**EXERCISE DIRECTIONS**. Pull out every line below that contains the word "الإمام".

---*---

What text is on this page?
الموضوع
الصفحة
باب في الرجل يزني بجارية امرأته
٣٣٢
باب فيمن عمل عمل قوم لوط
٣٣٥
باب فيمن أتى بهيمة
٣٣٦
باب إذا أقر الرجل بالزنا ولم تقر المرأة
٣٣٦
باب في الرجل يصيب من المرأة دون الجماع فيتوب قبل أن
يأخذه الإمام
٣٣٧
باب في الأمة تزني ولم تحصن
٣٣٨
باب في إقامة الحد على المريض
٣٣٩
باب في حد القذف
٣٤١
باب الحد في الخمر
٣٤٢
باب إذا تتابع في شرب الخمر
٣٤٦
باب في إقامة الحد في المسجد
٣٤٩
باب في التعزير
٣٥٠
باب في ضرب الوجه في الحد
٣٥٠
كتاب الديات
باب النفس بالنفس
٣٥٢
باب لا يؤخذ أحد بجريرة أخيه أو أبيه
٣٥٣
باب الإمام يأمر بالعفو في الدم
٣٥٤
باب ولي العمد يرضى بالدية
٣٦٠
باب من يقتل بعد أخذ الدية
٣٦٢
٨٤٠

---*---

**FULL ANSWER**.
يأخذه الإمام
باب الإمام يأمر بالعفو في الدم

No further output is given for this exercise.